==== ENTRIES PROVIDED

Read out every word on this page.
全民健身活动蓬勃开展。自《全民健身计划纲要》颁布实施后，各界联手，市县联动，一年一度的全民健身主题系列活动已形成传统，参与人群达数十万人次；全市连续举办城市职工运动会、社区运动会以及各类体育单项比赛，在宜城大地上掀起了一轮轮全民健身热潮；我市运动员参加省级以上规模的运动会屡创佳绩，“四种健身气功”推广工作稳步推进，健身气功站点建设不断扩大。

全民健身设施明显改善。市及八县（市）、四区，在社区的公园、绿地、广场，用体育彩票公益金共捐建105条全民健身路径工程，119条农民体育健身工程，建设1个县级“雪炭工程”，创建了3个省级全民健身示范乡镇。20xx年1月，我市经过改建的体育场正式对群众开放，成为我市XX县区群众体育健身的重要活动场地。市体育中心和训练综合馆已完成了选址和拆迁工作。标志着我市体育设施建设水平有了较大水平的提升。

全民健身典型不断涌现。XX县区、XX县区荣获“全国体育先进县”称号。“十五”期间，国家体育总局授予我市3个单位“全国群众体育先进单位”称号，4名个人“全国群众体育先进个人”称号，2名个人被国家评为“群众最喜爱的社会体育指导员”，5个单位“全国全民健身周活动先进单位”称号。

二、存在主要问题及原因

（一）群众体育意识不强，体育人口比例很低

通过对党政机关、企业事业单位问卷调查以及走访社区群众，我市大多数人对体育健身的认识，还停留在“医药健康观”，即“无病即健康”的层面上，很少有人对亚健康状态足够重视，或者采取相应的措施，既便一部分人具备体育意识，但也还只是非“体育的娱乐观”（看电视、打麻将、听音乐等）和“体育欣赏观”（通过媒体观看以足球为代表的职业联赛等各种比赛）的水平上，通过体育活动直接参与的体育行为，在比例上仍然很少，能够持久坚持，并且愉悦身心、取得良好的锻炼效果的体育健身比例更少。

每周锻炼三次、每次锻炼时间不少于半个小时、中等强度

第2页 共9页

========

EXERCISE DETAILS
Repeat all of the entries exactly.

SOLUTION
Read out every word on this page.
全民健身活动蓬勃开展。自《全民健身计划纲要》颁布实施后，各界联手，市县联动，一年一度的全民健身主题系列活动已形成传统，参与人群达数十万人次；全市连续举办城市职工运动会、社区运动会以及各类体育单项比赛，在宜城大地上掀起了一轮轮全民健身热潮；我市运动员参加省级以上规模的运动会屡创佳绩，“四种健身气功”推广工作稳步推进，健身气功站点建设不断扩大。

全民健身设施明显改善。市及八县（市）、四区，在社区的公园、绿地、广场，用体育彩票公益金共捐建105条全民健身路径工程，119条农民体育健身工程，建设1个县级“雪炭工程”，创建了3个省级全民健身示范乡镇。20xx年1月，我市经过改建的体育场正式对群众开放，成为我市XX县区群众体育健身的重要活动场地。市体育中心和训练综合馆已完成了选址和拆迁工作。标志着我市体育设施建设水平有了较大水平的提升。

全民健身典型不断涌现。XX县区、XX县区荣获“全国体育先进县”称号。“十五”期间，国家体育总局授予我市3个单位“全国群众体育先进单位”称号，4名个人“全国群众体育先进个人”称号，2名个人被国家评为“群众最喜爱的社会体育指导员”，5个单位“全国全民健身周活动先进单位”称号。

二、存在主要问题及原因

（一）群众体育意识不强，体育人口比例很低

通过对党政机关、企业事业单位问卷调查以及走访社区群众，我市大多数人对体育健身的认识，还停留在“医药健康观”，即“无病即健康”的层面上，很少有人对亚健康状态足够重视，或者采取相应的措施，既便一部分人具备体育意识，但也还只是非“体育的娱乐观”（看电视、打麻将、听音乐等）和“体育欣赏观”（通过媒体观看以足球为代表的职业联赛等各种比赛）的水平上，通过体育活动直接参与的体育行为，在比例上仍然很少，能够持久坚持，并且愉悦身心、取得良好的锻炼效果的体育健身比例更少。

每周锻炼三次、每次锻炼时间不少于半个小时、中等强度

第2页 共9页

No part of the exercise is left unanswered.